[START OF Provided records]
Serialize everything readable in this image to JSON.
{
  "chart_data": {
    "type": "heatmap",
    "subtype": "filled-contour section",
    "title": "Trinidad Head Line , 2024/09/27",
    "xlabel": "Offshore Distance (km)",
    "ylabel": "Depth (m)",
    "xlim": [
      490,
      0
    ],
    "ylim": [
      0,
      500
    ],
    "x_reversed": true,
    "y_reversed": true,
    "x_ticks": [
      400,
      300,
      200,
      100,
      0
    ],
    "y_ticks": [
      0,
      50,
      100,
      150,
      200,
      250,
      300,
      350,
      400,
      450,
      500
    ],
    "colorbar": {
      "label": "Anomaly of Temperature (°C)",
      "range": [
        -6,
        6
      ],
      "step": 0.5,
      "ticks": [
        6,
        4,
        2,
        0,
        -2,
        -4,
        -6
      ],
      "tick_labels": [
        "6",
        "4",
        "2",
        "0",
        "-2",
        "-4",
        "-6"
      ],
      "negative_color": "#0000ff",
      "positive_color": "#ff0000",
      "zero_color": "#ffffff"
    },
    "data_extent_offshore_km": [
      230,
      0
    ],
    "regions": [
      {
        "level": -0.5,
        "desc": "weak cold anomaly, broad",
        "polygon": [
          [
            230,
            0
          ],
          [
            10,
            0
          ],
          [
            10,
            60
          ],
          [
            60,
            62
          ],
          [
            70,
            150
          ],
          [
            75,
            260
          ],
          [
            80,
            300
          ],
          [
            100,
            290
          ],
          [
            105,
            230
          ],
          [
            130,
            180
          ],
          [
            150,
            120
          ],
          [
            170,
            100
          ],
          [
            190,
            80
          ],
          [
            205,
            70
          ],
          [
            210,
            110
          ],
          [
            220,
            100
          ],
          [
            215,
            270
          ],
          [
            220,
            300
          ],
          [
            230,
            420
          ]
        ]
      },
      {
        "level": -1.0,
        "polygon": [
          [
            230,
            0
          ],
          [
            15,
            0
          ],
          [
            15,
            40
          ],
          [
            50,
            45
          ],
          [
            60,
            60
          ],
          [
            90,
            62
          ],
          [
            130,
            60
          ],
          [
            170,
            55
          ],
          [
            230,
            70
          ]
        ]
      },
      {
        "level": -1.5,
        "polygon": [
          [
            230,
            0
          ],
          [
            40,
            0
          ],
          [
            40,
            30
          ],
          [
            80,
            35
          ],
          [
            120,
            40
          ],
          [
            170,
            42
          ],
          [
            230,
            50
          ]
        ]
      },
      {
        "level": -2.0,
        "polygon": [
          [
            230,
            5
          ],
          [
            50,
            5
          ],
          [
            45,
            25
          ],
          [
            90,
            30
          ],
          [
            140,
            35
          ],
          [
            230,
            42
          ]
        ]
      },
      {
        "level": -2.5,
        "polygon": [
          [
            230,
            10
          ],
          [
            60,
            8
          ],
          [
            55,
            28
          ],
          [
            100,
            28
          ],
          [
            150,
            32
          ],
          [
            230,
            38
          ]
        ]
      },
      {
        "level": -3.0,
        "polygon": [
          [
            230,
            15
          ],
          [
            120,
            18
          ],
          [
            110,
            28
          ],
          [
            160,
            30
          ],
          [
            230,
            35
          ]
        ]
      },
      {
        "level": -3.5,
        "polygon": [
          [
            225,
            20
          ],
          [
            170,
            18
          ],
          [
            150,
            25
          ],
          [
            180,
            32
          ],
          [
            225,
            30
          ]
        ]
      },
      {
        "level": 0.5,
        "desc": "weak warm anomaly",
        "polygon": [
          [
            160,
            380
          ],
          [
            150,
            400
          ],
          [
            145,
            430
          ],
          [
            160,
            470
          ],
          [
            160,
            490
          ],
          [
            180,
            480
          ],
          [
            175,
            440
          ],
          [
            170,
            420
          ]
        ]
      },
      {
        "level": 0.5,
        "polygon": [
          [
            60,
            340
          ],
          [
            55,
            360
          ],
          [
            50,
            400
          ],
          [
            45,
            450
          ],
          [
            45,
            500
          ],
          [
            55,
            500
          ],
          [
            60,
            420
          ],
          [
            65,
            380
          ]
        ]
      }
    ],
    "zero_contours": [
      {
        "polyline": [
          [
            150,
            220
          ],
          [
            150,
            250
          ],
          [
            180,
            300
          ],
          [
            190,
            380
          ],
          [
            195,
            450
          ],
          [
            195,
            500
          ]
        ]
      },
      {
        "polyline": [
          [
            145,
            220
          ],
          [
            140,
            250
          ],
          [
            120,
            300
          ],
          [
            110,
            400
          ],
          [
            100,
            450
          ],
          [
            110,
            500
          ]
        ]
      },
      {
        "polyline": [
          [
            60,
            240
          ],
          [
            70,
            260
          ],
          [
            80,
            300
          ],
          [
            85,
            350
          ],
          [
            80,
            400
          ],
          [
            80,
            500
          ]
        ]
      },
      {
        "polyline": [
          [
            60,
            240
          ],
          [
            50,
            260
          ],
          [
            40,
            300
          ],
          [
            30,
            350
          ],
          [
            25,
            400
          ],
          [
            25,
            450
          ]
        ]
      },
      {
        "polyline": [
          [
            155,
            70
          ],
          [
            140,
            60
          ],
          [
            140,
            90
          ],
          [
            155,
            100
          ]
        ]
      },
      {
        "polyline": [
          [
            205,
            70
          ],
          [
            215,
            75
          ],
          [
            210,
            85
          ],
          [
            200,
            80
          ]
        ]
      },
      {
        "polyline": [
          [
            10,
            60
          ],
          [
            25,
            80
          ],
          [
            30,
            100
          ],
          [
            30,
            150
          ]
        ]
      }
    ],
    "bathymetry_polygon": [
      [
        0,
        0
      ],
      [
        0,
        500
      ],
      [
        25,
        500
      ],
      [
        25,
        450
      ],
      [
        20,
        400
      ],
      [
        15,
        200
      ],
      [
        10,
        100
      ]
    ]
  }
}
[END OF Provided records]
→ **Task requirements**: Output all of the data above without any alteration.

→ **Expected answer**:
Serialize everything readable in this image to JSON.
{
  "chart_data": {
    "type": "heatmap",
    "subtype": "filled-contour section",
    "title": "Trinidad Head Line , 2024/09/27",
    "xlabel": "Offshore Distance (km)",
    "ylabel": "Depth (m)",
    "xlim": [
      490,
      0
    ],
    "ylim": [
      0,
      500
    ],
    "x_reversed": true,
    "y_reversed": true,
    "x_ticks": [
      400,
      300,
      200,
      100,
      0
    ],
    "y_ticks": [
      0,
      50,
      100,
      150,
      200,
      250,
      300,
      350,
      400,
      450,
      500
    ],
    "colorbar": {
      "label": "Anomaly of Temperature (°C)",
      "range": [
        -6,
        6
      ],
      "step": 0.5,
      "ticks": [
        6,
        4,
        2,
        0,
        -2,
        -4,
        -6
      ],
      "tick_labels": [
        "6",
        "4",
        "2",
        "0",
        "-2",
        "-4",
        "-6"
      ],
      "negative_color": "#0000ff",
      "positive_color": "#ff0000",
      "zero_color": "#ffffff"
    },
    "data_extent_offshore_km": [
      230,
      0
    ],
    "regions": [
      {
        "level": -0.5,
        "desc": "weak cold anomaly, broad",
        "polygon": [
          [
            230,
            0
          ],
          [
            10,
            0
          ],
          [
            10,
            60
          ],
          [
            60,
            62
          ],
          [
            70,
            150
          ],
          [
            75,
            260
          ],
          [
            80,
            300
          ],
          [
            100,
            290
          ],
          [
            105,
            230
          ],
          [
            130,
            180
          ],
          [
            150,
            120
          ],
          [
            170,
            100
          ],
          [
            190,
            80
          ],
          [
            205,
            70
          ],
          [
            210,
            110
          ],
          [
            220,
            100
          ],
          [
            215,
            270
          ],
          [
            220,
            300
          ],
          [
            230,
            420
          ]
        ]
      },
      {
        "level": -1.0,
        "polygon": [
          [
            230,
            0
          ],
          [
            15,
            0
          ],
          [
            15,
            40
          ],
          [
            50,
            45
          ],
          [
            60,
            60
          ],
          [
            90,
            62
          ],
          [
            130,
            60
          ],
          [
            170,
            55
          ],
          [
            230,
            70
          ]
        ]
      },
      {
        "level": -1.5,
        "polygon": [
          [
            230,
            0
          ],
          [
            40,
            0
          ],
          [
            40,
            30
          ],
          [
            80,
            35
          ],
          [
            120,
            40
          ],
          [
            170,
            42
          ],
          [
            230,
            50
          ]
        ]
      },
      {
        "level": -2.0,
        "polygon": [
          [
            230,
            5
          ],
          [
            50,
            5
          ],
          [
            45,
            25
          ],
          [
            90,
            30
          ],
          [
            140,
            35
          ],
          [
            230,
            42
          ]
        ]
      },
      {
        "level": -2.5,
        "polygon": [
          [
            230,
            10
          ],
          [
            60,
            8
          ],
          [
            55,
            28
          ],
          [
            100,
            28
          ],
          [
            150,
            32
          ],
          [
            230,
            38
          ]
        ]
      },
      {
        "level": -3.0,
        "polygon": [
          [
            230,
            15
          ],
          [
            120,
            18
          ],
          [
            110,
            28
          ],
          [
            160,
            30
          ],
          [
            230,
            35
          ]
        ]
      },
      {
        "level": -3.5,
        "polygon": [
          [
            225,
            20
          ],
          [
            170,
            18
          ],
          [
            150,
            25
          ],
          [
            180,
            32
          ],
          [
            225,
            30
          ]
        ]
      },
      {
        "level": 0.5,
        "desc": "weak warm anomaly",
        "polygon": [
          [
            160,
            380
          ],
          [
            150,
            400
          ],
          [
            145,
            430
          ],
          [
            160,
            470
          ],
          [
            160,
            490
          ],
          [
            180,
            480
          ],
          [
            175,
            440
          ],
          [
            170,
            420
          ]
        ]
      },
      {
        "level": 0.5,
        "polygon": [
          [
            60,
            340
          ],
          [
            55,
            360
          ],
          [
            50,
            400
          ],
          [
            45,
            450
          ],
          [
            45,
            500
          ],
          [
            55,
            500
          ],
          [
            60,
            420
          ],
          [
            65,
            380
          ]
        ]
      }
    ],
    "zero_contours": [
      {
        "polyline": [
          [
            150,
            220
          ],
          [
            150,
            250
          ],
          [
            180,
            300
          ],
          [
            190,
            380
          ],
          [
            195,
            450
          ],
          [
            195,
            500
          ]
        ]
      },
      {
        "polyline": [
          [
            145,
            220
          ],
          [
            140,
            250
          ],
          [
            120,
            300
          ],
          [
            110,
            400
          ],
          [
            100,
            450
          ],
          [
            110,
            500
          ]
        ]
      },
      {
        "polyline": [
          [
            60,
            240
          ],
          [
            70,
            260
          ],
          [
            80,
            300
          ],
          [
            85,
            350
          ],
          [
            80,
            400
          ],
          [
            80,
            500
          ]
        ]
      },
      {
        "polyline": [
          [
            60,
            240
          ],
          [
            50,
            260
          ],
          [
            40,
            300
          ],
          [
            30,
            350
          ],
          [
            25,
            400
          ],
          [
            25,
            450
          ]
        ]
      },
      {
        "polyline": [
          [
            155,
            70
          ],
          [
            140,
            60
          ],
          [
            140,
            90
          ],
          [
            155,
            100
          ]
        ]
      },
      {
        "polyline": [
          [
            205,
            70
          ],
          [
            215,
            75
          ],
          [
            210,
            85
          ],
          [
            200,
            80
          ]
        ]
      },
      {
        "polyline": [
          [
            10,
            60
          ],
          [
            25,
            80
          ],
          [
            30,
            100
          ],
          [
            30,
            150
          ]
        ]
      }
    ],
    "bathymetry_polygon": [
      [
        0,
        0
      ],
      [
        0,
        500
      ],
      [
        25,
        500
      ],
      [
        25,
        450
      ],
      [
        20,
        400
      ],
      [
        15,
        200
      ],
      [
        10,
        100
      ]
    ]
  }
}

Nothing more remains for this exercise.